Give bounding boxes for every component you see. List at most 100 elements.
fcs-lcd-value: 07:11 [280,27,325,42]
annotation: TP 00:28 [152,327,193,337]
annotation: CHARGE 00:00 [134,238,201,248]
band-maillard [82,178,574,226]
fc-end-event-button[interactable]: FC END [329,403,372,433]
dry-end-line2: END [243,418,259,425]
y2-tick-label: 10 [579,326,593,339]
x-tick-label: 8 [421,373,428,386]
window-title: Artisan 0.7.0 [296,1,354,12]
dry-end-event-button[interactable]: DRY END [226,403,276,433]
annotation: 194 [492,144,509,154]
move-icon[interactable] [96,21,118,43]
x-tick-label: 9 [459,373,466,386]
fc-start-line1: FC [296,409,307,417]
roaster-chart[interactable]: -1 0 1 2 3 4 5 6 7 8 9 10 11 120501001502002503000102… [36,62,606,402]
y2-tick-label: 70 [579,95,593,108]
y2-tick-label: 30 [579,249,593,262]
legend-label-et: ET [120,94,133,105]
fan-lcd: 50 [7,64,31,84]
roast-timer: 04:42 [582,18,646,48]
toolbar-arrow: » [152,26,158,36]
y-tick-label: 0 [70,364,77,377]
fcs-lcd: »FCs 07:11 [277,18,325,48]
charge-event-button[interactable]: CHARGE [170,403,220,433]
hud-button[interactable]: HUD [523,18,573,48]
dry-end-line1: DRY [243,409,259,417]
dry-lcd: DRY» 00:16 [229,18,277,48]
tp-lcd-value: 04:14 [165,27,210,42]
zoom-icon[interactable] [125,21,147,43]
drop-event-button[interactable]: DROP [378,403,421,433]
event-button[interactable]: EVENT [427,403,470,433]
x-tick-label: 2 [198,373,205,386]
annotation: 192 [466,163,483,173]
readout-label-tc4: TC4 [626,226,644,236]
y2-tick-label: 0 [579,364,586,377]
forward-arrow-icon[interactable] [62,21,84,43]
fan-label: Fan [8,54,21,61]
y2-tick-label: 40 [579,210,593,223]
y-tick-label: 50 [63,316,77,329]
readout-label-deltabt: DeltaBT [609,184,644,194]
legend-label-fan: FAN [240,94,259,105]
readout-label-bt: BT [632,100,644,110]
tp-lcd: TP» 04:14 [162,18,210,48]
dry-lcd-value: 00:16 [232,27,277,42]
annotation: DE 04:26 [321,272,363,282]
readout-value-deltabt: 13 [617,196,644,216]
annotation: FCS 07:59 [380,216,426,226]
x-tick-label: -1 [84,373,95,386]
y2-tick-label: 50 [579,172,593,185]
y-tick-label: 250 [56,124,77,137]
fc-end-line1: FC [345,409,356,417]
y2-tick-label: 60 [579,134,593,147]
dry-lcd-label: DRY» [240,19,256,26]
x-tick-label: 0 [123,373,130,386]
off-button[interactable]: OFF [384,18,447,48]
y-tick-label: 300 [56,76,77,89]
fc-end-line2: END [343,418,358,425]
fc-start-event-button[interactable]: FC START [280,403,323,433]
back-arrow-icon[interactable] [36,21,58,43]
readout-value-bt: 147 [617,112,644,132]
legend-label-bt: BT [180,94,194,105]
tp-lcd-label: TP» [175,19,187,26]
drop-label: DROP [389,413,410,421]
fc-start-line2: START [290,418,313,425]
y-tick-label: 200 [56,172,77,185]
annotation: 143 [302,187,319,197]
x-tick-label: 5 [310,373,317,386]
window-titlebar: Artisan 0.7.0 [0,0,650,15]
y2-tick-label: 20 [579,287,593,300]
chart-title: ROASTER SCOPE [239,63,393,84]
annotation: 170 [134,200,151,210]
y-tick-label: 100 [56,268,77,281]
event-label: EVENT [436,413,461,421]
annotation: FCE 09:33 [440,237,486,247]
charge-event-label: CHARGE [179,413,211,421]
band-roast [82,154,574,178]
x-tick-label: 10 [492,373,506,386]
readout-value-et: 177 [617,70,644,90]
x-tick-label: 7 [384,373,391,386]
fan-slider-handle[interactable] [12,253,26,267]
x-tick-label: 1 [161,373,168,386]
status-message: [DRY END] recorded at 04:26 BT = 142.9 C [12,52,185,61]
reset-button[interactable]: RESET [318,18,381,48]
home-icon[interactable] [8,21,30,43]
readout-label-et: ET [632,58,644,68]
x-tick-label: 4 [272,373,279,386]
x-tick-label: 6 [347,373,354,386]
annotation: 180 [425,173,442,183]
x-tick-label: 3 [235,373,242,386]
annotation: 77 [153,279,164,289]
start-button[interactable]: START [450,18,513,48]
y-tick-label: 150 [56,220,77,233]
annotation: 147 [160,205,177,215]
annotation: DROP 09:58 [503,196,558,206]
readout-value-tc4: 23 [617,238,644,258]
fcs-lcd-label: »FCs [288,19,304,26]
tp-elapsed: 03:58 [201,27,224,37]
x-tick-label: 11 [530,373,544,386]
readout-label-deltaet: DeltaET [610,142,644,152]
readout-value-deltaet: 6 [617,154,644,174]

> **EXERCISE DIRECTIONS**
Return all of the data above line for line, changing nothing.

> **COMPLETE OUTPUT**
Give bounding boxes for every component you see. List at most 100 elements.
fcs-lcd-value: 07:11 [280,27,325,42]
annotation: TP 00:28 [152,327,193,337]
annotation: CHARGE 00:00 [134,238,201,248]
band-maillard [82,178,574,226]
fc-end-event-button[interactable]: FC END [329,403,372,433]
dry-end-line2: END [243,418,259,425]
y2-tick-label: 10 [579,326,593,339]
x-tick-label: 8 [421,373,428,386]
window-title: Artisan 0.7.0 [296,1,354,12]
dry-end-event-button[interactable]: DRY END [226,403,276,433]
annotation: 194 [492,144,509,154]
move-icon[interactable] [96,21,118,43]
x-tick-label: 9 [459,373,466,386]
fc-start-line1: FC [296,409,307,417]
roaster-chart[interactable]: -1 0 1 2 3 4 5 6 7 8 9 10 11 120501001502002503000102… [36,62,606,402]
y2-tick-label: 70 [579,95,593,108]
y2-tick-label: 30 [579,249,593,262]
legend-label-et: ET [120,94,133,105]
fan-lcd: 50 [7,64,31,84]
roast-timer: 04:42 [582,18,646,48]
toolbar-arrow: » [152,26,158,36]
y-tick-label: 0 [70,364,77,377]
fcs-lcd: »FCs 07:11 [277,18,325,48]
charge-event-button[interactable]: CHARGE [170,403,220,433]
hud-button[interactable]: HUD [523,18,573,48]
dry-end-line1: DRY [243,409,259,417]
dry-lcd: DRY» 00:16 [229,18,277,48]
tp-lcd-value: 04:14 [165,27,210,42]
zoom-icon[interactable] [125,21,147,43]
drop-event-button[interactable]: DROP [378,403,421,433]
event-button[interactable]: EVENT [427,403,470,433]
x-tick-label: 2 [198,373,205,386]
annotation: 192 [466,163,483,173]
readout-label-tc4: TC4 [626,226,644,236]
y2-tick-label: 0 [579,364,586,377]
forward-arrow-icon[interactable] [62,21,84,43]
fan-label: Fan [8,54,21,61]
y2-tick-label: 40 [579,210,593,223]
y-tick-label: 50 [63,316,77,329]
readout-label-deltabt: DeltaBT [609,184,644,194]
legend-label-fan: FAN [240,94,259,105]
readout-label-bt: BT [632,100,644,110]
tp-lcd: TP» 04:14 [162,18,210,48]
dry-lcd-value: 00:16 [232,27,277,42]
annotation: DE 04:26 [321,272,363,282]
readout-value-deltabt: 13 [617,196,644,216]
annotation: FCS 07:59 [380,216,426,226]
x-tick-label: -1 [84,373,95,386]
y2-tick-label: 50 [579,172,593,185]
y-tick-label: 250 [56,124,77,137]
fc-end-line1: FC [345,409,356,417]
y2-tick-label: 60 [579,134,593,147]
dry-lcd-label: DRY» [240,19,256,26]
x-tick-label: 0 [123,373,130,386]
off-button[interactable]: OFF [384,18,447,48]
y-tick-label: 300 [56,76,77,89]
fc-end-line2: END [343,418,358,425]
fc-start-event-button[interactable]: FC START [280,403,323,433]
back-arrow-icon[interactable] [36,21,58,43]
readout-value-bt: 147 [617,112,644,132]
legend-label-bt: BT [180,94,194,105]
tp-lcd-label: TP» [175,19,187,26]
drop-label: DROP [389,413,410,421]
fc-start-line2: START [290,418,313,425]
y-tick-label: 200 [56,172,77,185]
annotation: 143 [302,187,319,197]
x-tick-label: 5 [310,373,317,386]
window-titlebar: Artisan 0.7.0 [0,0,650,15]
y2-tick-label: 20 [579,287,593,300]
chart-title: ROASTER SCOPE [239,63,393,84]
annotation: 170 [134,200,151,210]
y-tick-label: 100 [56,268,77,281]
event-label: EVENT [436,413,461,421]
annotation: FCE 09:33 [440,237,486,247]
charge-event-label: CHARGE [179,413,211,421]
band-roast [82,154,574,178]
x-tick-label: 10 [492,373,506,386]
readout-value-et: 177 [617,70,644,90]
x-tick-label: 7 [384,373,391,386]
fan-slider-handle[interactable] [12,253,26,267]
x-tick-label: 1 [161,373,168,386]
status-message: [DRY END] recorded at 04:26 BT = 142.9 C [12,52,185,61]
reset-button[interactable]: RESET [318,18,381,48]
home-icon[interactable] [8,21,30,43]
readout-label-et: ET [632,58,644,68]
x-tick-label: 4 [272,373,279,386]
x-tick-label: 6 [347,373,354,386]
annotation: 180 [425,173,442,183]
x-tick-label: 3 [235,373,242,386]
annotation: 77 [153,279,164,289]
start-button[interactable]: START [450,18,513,48]
y-tick-label: 150 [56,220,77,233]
annotation: 147 [160,205,177,215]
annotation: DROP 09:58 [503,196,558,206]
readout-value-tc4: 23 [617,238,644,258]
fcs-lcd-label: »FCs [288,19,304,26]
tp-elapsed: 03:58 [201,27,224,37]
x-tick-label: 11 [530,373,544,386]
readout-label-deltaet: DeltaET [610,142,644,152]
readout-value-deltaet: 6 [617,154,644,174]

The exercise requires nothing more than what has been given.